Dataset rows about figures
↓↓↓

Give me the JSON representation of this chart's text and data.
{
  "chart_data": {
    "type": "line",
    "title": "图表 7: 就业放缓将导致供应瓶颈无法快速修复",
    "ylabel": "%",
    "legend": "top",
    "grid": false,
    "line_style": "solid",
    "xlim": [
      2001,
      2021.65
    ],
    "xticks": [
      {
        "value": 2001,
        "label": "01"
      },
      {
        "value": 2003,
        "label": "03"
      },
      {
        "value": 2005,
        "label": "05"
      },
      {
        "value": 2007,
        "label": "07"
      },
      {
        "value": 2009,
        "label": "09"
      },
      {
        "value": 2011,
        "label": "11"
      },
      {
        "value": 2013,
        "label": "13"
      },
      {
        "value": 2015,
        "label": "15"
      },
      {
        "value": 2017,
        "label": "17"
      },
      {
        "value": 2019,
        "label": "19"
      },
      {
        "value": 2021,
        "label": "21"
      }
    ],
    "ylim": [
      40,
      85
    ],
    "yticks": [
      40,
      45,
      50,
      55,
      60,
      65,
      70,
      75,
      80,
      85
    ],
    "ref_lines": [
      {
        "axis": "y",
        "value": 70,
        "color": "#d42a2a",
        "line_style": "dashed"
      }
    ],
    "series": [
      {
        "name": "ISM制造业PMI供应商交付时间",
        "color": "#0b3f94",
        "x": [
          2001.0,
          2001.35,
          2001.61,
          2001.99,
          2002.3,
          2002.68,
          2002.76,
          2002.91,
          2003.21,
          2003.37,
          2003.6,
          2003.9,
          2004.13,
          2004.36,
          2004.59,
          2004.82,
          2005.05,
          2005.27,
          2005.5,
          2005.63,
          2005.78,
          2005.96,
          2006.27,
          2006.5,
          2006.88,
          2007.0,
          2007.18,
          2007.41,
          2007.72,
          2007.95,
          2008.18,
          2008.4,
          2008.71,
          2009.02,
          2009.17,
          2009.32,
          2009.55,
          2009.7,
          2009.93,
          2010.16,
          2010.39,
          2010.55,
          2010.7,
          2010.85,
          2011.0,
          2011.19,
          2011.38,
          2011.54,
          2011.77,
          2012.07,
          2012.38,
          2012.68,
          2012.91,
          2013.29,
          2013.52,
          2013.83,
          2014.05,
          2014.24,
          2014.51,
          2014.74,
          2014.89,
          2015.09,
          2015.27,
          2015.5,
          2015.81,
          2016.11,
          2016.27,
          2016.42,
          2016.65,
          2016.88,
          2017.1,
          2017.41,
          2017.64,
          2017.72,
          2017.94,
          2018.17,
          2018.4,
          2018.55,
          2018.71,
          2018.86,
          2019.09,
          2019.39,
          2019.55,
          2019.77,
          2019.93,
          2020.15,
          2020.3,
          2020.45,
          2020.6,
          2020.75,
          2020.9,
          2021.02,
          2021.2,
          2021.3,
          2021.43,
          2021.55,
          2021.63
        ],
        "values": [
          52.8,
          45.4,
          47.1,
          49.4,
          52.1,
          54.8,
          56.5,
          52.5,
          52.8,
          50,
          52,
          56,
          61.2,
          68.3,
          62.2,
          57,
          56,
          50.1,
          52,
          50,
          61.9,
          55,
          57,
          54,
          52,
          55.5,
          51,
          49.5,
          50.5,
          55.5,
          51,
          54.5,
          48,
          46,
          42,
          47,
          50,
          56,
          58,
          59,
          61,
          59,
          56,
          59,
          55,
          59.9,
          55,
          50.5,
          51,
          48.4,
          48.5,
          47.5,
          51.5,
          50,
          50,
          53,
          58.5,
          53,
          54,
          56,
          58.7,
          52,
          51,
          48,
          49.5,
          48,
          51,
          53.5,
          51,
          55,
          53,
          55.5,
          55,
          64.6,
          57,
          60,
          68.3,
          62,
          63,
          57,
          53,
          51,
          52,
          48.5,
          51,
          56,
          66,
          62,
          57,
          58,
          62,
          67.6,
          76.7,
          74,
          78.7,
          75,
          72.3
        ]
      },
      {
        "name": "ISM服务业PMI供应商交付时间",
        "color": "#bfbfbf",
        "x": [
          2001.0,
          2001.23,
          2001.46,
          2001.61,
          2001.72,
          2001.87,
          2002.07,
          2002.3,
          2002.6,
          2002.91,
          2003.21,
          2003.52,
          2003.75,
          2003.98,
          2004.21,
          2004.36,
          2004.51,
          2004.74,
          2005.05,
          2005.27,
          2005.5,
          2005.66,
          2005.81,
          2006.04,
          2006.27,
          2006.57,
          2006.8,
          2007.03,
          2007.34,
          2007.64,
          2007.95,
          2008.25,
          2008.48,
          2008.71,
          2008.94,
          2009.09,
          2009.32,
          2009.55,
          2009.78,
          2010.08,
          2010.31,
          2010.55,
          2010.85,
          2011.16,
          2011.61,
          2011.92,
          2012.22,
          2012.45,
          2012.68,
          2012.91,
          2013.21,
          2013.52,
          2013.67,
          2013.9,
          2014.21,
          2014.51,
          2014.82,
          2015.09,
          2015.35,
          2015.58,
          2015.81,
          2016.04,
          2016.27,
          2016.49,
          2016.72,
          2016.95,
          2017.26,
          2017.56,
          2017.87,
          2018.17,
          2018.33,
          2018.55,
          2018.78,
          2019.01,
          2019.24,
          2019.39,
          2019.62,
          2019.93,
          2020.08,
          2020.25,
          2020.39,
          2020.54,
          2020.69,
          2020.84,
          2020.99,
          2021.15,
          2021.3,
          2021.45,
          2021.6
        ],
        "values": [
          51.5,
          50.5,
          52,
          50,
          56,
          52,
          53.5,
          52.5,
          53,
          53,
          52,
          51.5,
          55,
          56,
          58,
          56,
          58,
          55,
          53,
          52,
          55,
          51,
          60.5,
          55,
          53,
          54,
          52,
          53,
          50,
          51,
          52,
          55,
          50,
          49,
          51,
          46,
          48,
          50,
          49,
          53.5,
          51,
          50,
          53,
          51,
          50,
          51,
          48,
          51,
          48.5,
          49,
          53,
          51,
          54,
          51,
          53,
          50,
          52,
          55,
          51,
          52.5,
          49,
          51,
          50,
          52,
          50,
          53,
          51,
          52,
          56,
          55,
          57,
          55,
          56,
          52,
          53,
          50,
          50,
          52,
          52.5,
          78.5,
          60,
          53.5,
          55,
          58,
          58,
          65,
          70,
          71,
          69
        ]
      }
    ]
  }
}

↑↑↑

> **WORK TO DO**:
Return a copy of every line that includes the word "color".

> **SOLUTION FOR THIS TASK**:
        "color": "#d42a2a",
        "color": "#0b3f94",
        "color": "#bfbfbf",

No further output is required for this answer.